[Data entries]
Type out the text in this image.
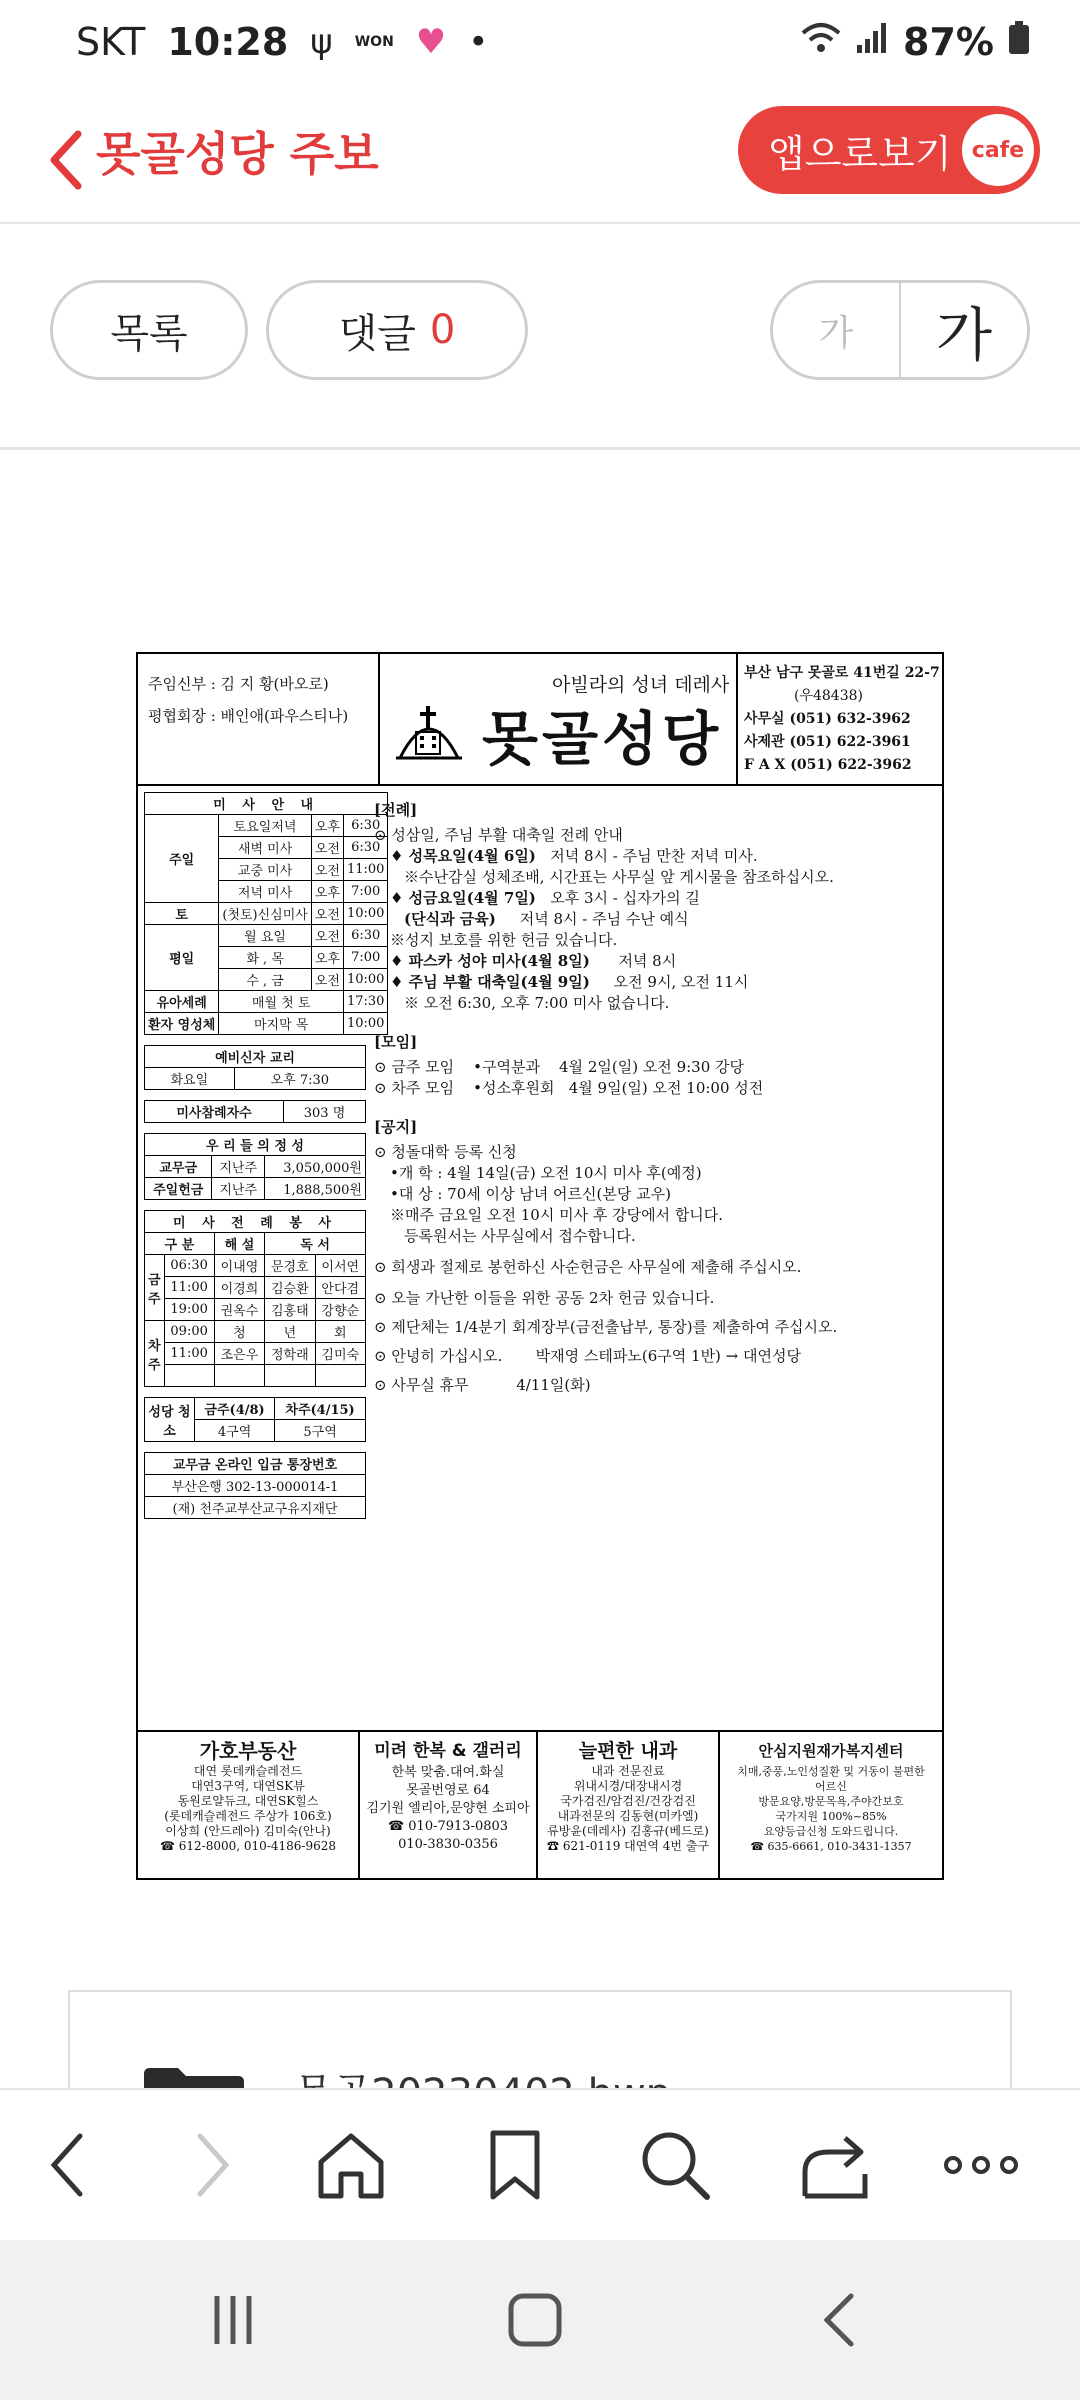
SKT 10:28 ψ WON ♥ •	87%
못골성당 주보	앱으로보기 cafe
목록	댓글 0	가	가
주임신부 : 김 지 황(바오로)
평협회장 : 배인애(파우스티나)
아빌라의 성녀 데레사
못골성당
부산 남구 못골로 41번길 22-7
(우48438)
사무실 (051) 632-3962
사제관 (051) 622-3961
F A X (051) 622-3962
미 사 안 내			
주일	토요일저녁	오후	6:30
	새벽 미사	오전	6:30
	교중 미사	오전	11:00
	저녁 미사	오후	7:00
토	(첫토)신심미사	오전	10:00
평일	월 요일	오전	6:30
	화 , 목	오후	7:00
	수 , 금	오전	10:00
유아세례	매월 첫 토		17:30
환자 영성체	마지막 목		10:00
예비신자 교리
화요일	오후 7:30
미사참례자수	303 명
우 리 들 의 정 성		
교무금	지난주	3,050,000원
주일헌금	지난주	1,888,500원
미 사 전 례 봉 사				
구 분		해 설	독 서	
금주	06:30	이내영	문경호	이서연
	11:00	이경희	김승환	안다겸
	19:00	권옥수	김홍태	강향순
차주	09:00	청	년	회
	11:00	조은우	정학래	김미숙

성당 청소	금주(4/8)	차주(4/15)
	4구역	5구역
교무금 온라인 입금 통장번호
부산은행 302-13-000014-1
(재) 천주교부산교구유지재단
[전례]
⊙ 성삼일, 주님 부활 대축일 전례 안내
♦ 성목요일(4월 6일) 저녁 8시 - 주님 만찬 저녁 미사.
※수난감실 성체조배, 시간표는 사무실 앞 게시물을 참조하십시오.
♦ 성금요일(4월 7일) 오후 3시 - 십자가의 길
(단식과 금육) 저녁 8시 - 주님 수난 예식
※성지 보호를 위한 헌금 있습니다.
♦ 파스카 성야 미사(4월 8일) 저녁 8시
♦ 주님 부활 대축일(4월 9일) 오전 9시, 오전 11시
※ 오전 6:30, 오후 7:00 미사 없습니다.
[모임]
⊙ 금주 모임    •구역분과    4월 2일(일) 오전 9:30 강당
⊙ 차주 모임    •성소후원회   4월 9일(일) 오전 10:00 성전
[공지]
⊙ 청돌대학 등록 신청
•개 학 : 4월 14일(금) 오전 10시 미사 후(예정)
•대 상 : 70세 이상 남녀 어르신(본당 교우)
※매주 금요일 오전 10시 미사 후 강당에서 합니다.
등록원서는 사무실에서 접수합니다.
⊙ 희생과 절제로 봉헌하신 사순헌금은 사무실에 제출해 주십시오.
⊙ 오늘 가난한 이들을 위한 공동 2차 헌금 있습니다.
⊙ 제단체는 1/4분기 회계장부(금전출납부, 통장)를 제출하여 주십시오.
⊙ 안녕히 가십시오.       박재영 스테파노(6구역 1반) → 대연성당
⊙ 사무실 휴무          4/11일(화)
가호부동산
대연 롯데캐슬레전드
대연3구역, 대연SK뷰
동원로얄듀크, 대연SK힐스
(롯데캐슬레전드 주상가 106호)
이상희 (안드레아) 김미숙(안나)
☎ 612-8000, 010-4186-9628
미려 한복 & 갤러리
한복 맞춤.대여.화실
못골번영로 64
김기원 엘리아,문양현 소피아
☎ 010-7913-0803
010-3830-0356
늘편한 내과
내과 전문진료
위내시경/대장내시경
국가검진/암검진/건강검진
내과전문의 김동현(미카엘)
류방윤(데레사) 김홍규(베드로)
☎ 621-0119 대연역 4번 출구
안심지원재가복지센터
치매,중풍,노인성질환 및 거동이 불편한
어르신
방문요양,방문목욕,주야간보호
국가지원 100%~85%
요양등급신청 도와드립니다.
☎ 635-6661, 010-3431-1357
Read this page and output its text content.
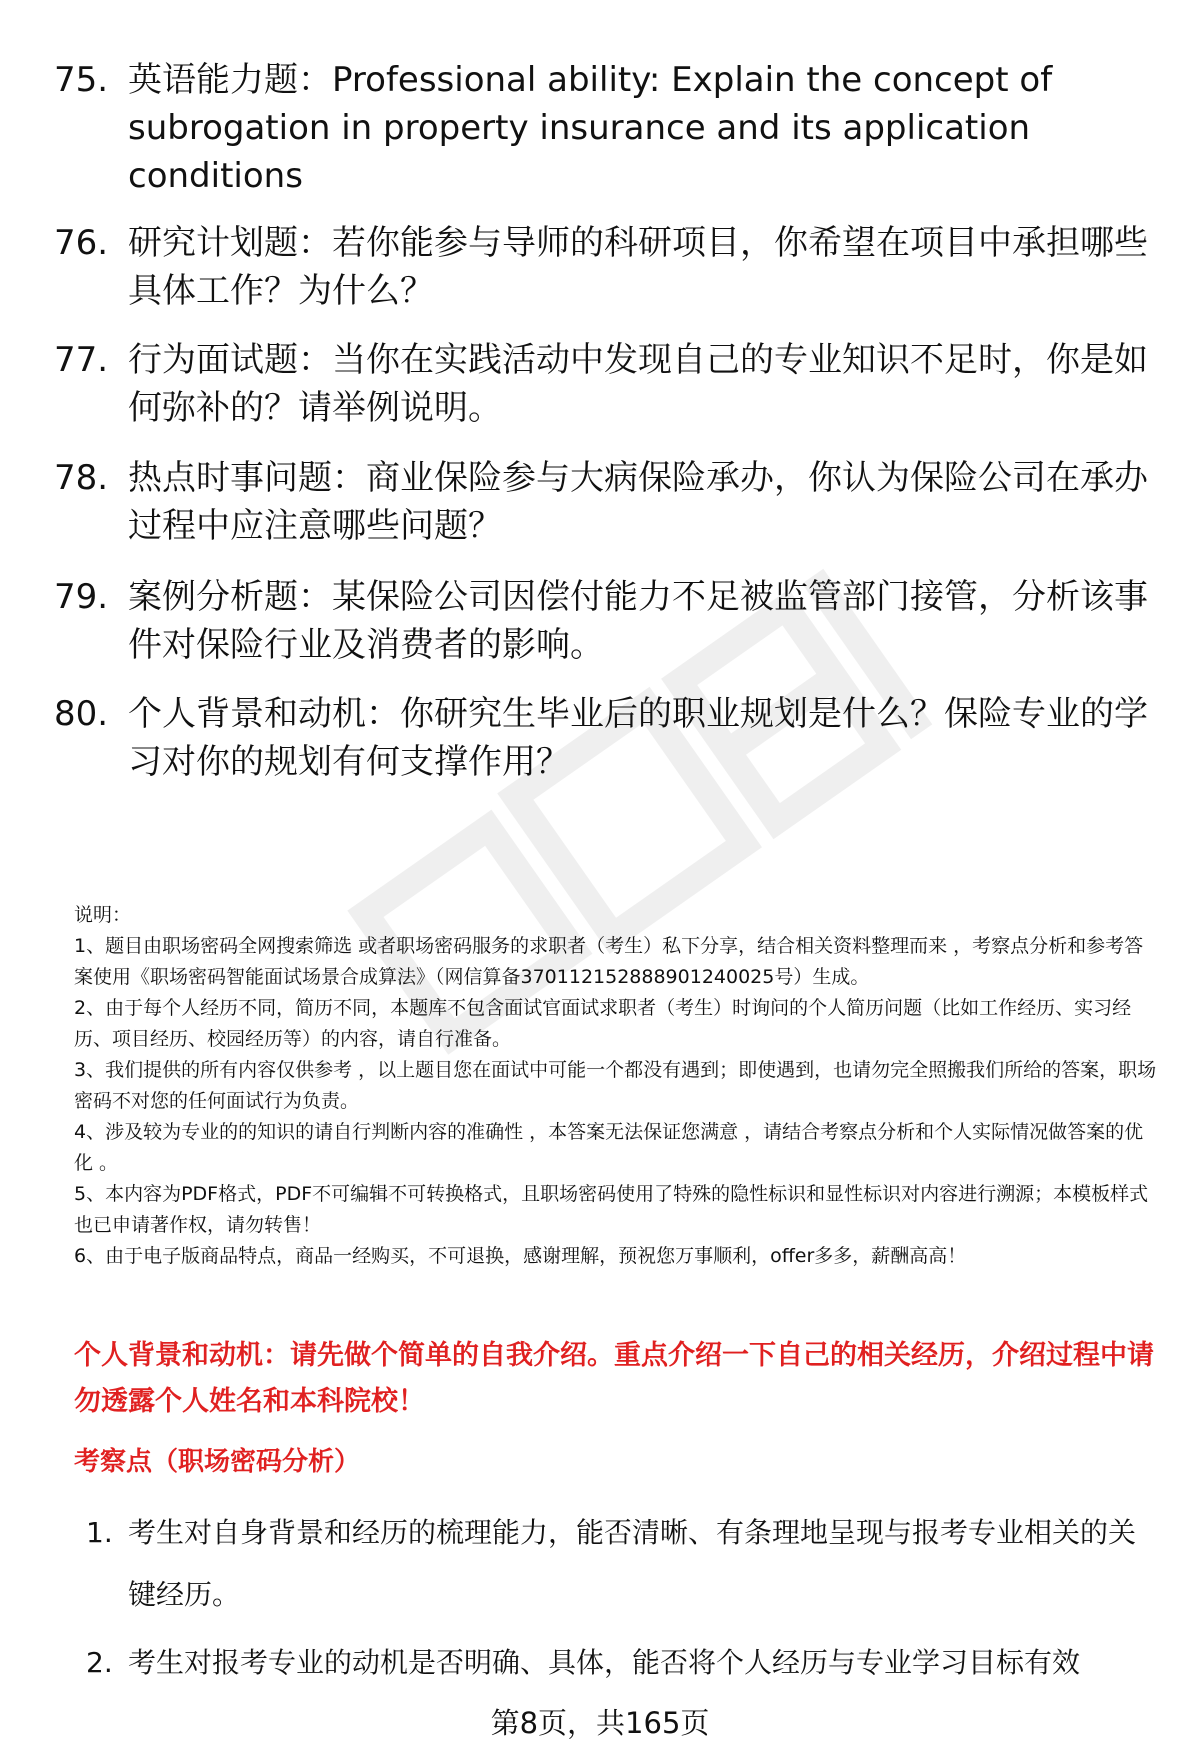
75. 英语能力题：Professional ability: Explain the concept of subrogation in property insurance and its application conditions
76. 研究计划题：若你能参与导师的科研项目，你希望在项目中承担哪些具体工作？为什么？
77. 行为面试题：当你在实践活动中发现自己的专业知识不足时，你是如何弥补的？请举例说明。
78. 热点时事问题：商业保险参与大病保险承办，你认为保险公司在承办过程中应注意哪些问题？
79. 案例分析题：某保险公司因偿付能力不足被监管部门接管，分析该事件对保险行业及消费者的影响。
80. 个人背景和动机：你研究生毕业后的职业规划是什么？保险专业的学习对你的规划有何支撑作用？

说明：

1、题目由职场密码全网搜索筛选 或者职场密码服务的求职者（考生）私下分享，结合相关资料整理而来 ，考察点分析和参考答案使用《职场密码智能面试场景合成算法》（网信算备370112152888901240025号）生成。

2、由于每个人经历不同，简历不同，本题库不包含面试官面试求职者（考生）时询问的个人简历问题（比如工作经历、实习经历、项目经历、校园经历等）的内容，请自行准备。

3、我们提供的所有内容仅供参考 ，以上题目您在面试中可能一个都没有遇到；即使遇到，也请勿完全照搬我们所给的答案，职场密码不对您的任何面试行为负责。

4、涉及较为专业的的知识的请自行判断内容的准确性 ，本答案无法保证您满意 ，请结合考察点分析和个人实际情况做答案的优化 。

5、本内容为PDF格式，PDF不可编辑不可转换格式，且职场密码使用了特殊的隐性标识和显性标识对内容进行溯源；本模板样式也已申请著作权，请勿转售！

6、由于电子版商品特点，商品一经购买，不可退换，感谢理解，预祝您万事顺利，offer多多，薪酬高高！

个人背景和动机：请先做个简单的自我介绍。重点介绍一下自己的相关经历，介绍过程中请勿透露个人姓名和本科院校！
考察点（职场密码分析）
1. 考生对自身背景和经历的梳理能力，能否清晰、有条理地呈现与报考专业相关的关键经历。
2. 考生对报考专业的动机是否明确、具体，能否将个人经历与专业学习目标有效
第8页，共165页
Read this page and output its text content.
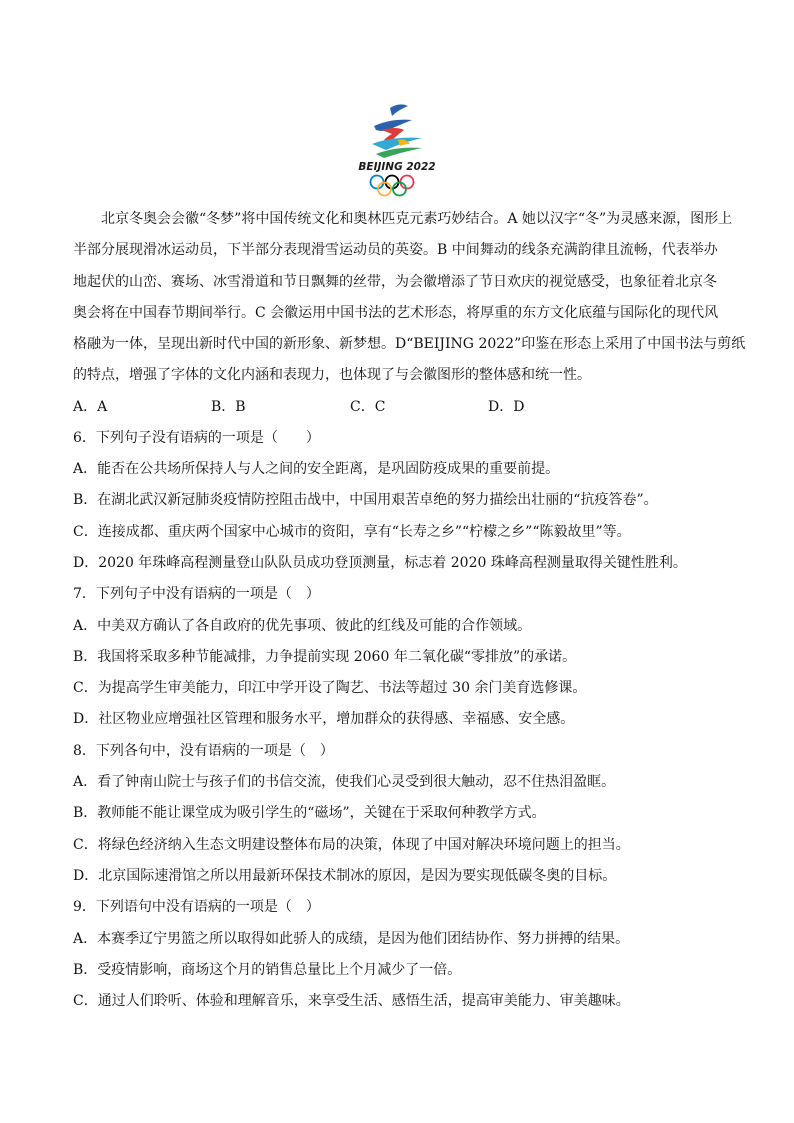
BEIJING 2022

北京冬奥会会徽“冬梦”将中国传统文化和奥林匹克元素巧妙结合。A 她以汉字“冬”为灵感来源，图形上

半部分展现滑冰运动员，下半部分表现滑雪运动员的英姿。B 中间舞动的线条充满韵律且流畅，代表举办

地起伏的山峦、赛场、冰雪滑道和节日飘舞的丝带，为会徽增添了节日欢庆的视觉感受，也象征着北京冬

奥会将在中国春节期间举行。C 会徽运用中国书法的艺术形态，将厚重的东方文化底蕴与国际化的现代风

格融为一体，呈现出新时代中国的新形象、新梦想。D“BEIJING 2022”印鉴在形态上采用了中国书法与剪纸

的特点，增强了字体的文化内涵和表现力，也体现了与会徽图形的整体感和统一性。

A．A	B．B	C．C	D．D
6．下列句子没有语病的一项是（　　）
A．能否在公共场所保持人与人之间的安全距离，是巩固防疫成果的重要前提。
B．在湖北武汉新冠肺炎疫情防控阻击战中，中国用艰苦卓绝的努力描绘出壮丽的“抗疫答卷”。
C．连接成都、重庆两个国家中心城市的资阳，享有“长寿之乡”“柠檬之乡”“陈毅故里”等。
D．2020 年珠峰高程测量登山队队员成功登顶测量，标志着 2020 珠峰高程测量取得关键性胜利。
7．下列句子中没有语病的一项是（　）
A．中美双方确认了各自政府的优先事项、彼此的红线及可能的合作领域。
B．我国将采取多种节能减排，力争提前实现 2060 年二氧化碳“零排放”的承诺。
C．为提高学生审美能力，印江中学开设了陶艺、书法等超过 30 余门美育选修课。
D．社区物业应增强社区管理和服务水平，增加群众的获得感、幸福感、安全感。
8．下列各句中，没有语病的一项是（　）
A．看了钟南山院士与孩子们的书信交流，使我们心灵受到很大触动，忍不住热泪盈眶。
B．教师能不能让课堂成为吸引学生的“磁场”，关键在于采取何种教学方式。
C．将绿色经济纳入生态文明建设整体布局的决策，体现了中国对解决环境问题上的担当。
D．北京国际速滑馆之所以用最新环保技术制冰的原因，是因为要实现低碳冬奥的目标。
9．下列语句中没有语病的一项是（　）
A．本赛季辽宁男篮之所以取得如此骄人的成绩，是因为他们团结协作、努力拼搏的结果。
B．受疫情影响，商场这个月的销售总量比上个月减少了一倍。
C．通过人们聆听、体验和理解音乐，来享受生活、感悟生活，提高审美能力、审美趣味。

#### EXERCISE DESCRIPTION:
Go through the listing above and locate each line that holds the word "BEIJING". Copy those lines.

#### FULL ANSWER:
BEIJING 2022
格融为一体，呈现出新时代中国的新形象、新梦想。D“BEIJING 2022”印鉴在形态上采用了中国书法与剪纸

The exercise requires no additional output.